Write out each entry, exactly the way it appears.
====
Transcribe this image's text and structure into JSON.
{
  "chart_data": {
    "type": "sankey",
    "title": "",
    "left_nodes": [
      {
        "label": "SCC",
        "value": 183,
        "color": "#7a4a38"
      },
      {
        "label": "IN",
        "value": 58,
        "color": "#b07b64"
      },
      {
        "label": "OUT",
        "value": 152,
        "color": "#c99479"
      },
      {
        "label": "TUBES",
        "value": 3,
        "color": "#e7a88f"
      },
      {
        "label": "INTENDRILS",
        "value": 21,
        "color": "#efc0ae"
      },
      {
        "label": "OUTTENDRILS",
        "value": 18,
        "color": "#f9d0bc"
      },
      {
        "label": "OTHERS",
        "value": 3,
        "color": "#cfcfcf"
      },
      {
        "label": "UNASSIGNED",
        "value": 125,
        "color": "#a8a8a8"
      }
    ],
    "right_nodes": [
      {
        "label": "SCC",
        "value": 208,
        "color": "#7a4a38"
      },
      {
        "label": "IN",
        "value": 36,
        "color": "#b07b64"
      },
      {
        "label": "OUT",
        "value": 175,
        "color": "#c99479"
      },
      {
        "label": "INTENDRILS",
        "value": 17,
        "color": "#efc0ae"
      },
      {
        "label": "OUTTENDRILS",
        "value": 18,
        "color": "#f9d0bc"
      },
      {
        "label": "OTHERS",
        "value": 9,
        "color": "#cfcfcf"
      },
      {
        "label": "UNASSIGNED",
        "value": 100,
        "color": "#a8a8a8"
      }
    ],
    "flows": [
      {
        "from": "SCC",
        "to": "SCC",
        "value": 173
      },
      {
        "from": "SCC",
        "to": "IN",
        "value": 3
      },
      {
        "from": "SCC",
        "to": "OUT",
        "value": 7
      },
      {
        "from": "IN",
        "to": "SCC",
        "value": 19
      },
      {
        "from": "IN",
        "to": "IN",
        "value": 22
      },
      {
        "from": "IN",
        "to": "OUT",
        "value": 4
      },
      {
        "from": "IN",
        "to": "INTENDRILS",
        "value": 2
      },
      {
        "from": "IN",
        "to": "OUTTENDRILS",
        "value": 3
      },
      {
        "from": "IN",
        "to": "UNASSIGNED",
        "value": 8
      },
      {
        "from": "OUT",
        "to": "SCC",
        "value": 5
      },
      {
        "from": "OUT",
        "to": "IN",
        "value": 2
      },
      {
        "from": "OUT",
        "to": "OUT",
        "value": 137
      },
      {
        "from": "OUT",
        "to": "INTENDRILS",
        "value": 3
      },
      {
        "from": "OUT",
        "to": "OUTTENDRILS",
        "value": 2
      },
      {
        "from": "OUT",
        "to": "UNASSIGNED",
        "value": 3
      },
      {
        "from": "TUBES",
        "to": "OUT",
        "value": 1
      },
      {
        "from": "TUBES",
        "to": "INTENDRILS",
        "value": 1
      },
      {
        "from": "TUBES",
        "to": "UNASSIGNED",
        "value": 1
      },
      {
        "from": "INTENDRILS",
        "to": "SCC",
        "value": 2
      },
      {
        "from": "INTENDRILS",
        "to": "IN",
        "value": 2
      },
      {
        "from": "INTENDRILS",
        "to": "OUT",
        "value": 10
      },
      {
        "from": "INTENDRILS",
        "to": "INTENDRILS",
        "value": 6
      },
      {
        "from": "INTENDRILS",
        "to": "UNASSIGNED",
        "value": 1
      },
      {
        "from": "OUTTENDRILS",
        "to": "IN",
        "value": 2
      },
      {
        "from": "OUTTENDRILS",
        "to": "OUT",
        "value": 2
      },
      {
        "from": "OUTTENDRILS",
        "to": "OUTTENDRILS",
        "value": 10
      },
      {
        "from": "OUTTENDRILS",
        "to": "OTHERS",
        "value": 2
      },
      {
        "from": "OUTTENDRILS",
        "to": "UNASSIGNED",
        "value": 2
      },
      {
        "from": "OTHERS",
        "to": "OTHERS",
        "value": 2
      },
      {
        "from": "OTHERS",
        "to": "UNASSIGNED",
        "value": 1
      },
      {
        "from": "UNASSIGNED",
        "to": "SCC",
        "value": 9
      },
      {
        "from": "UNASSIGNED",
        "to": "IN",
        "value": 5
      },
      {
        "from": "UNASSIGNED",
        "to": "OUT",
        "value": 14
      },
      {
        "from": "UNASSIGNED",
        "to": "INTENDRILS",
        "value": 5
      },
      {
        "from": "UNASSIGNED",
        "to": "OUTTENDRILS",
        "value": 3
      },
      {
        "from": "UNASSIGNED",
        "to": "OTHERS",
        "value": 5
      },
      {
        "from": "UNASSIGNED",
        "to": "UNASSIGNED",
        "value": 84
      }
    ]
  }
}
====
▶ [Answer to this task]:
Transcribe this image's text and structure into JSON.
{
  "chart_data": {
    "type": "sankey",
    "title": "",
    "left_nodes": [
      {
        "label": "SCC",
        "value": 183,
        "color": "#7a4a38"
      },
      {
        "label": "IN",
        "value": 58,
        "color": "#b07b64"
      },
      {
        "label": "OUT",
        "value": 152,
        "color": "#c99479"
      },
      {
        "label": "TUBES",
        "value": 3,
        "color": "#e7a88f"
      },
      {
        "label": "INTENDRILS",
        "value": 21,
        "color": "#efc0ae"
      },
      {
        "label": "OUTTENDRILS",
        "value": 18,
        "color": "#f9d0bc"
      },
      {
        "label": "OTHERS",
        "value": 3,
        "color": "#cfcfcf"
      },
      {
        "label": "UNASSIGNED",
        "value": 125,
        "color": "#a8a8a8"
      }
    ],
    "right_nodes": [
      {
        "label": "SCC",
        "value": 208,
        "color": "#7a4a38"
      },
      {
        "label": "IN",
        "value": 36,
        "color": "#b07b64"
      },
      {
        "label": "OUT",
        "value": 175,
        "color": "#c99479"
      },
      {
        "label": "INTENDRILS",
        "value": 17,
        "color": "#efc0ae"
      },
      {
        "label": "OUTTENDRILS",
        "value": 18,
        "color": "#f9d0bc"
      },
      {
        "label": "OTHERS",
        "value": 9,
        "color": "#cfcfcf"
      },
      {
        "label": "UNASSIGNED",
        "value": 100,
        "color": "#a8a8a8"
      }
    ],
    "flows": [
      {
        "from": "SCC",
        "to": "SCC",
        "value": 173
      },
      {
        "from": "SCC",
        "to": "IN",
        "value": 3
      },
      {
        "from": "SCC",
        "to": "OUT",
        "value": 7
      },
      {
        "from": "IN",
        "to": "SCC",
        "value": 19
      },
      {
        "from": "IN",
        "to": "IN",
        "value": 22
      },
      {
        "from": "IN",
        "to": "OUT",
        "value": 4
      },
      {
        "from": "IN",
        "to": "INTENDRILS",
        "value": 2
      },
      {
        "from": "IN",
        "to": "OUTTENDRILS",
        "value": 3
      },
      {
        "from": "IN",
        "to": "UNASSIGNED",
        "value": 8
      },
      {
        "from": "OUT",
        "to": "SCC",
        "value": 5
      },
      {
        "from": "OUT",
        "to": "IN",
        "value": 2
      },
      {
        "from": "OUT",
        "to": "OUT",
        "value": 137
      },
      {
        "from": "OUT",
        "to": "INTENDRILS",
        "value": 3
      },
      {
        "from": "OUT",
        "to": "OUTTENDRILS",
        "value": 2
      },
      {
        "from": "OUT",
        "to": "UNASSIGNED",
        "value": 3
      },
      {
        "from": "TUBES",
        "to": "OUT",
        "value": 1
      },
      {
        "from": "TUBES",
        "to": "INTENDRILS",
        "value": 1
      },
      {
        "from": "TUBES",
        "to": "UNASSIGNED",
        "value": 1
      },
      {
        "from": "INTENDRILS",
        "to": "SCC",
        "value": 2
      },
      {
        "from": "INTENDRILS",
        "to": "IN",
        "value": 2
      },
      {
        "from": "INTENDRILS",
        "to": "OUT",
        "value": 10
      },
      {
        "from": "INTENDRILS",
        "to": "INTENDRILS",
        "value": 6
      },
      {
        "from": "INTENDRILS",
        "to": "UNASSIGNED",
        "value": 1
      },
      {
        "from": "OUTTENDRILS",
        "to": "IN",
        "value": 2
      },
      {
        "from": "OUTTENDRILS",
        "to": "OUT",
        "value": 2
      },
      {
        "from": "OUTTENDRILS",
        "to": "OUTTENDRILS",
        "value": 10
      },
      {
        "from": "OUTTENDRILS",
        "to": "OTHERS",
        "value": 2
      },
      {
        "from": "OUTTENDRILS",
        "to": "UNASSIGNED",
        "value": 2
      },
      {
        "from": "OTHERS",
        "to": "OTHERS",
        "value": 2
      },
      {
        "from": "OTHERS",
        "to": "UNASSIGNED",
        "value": 1
      },
      {
        "from": "UNASSIGNED",
        "to": "SCC",
        "value": 9
      },
      {
        "from": "UNASSIGNED",
        "to": "IN",
        "value": 5
      },
      {
        "from": "UNASSIGNED",
        "to": "OUT",
        "value": 14
      },
      {
        "from": "UNASSIGNED",
        "to": "INTENDRILS",
        "value": 5
      },
      {
        "from": "UNASSIGNED",
        "to": "OUTTENDRILS",
        "value": 3
      },
      {
        "from": "UNASSIGNED",
        "to": "OTHERS",
        "value": 5
      },
      {
        "from": "UNASSIGNED",
        "to": "UNASSIGNED",
        "value": 84
      }
    ]
  }
}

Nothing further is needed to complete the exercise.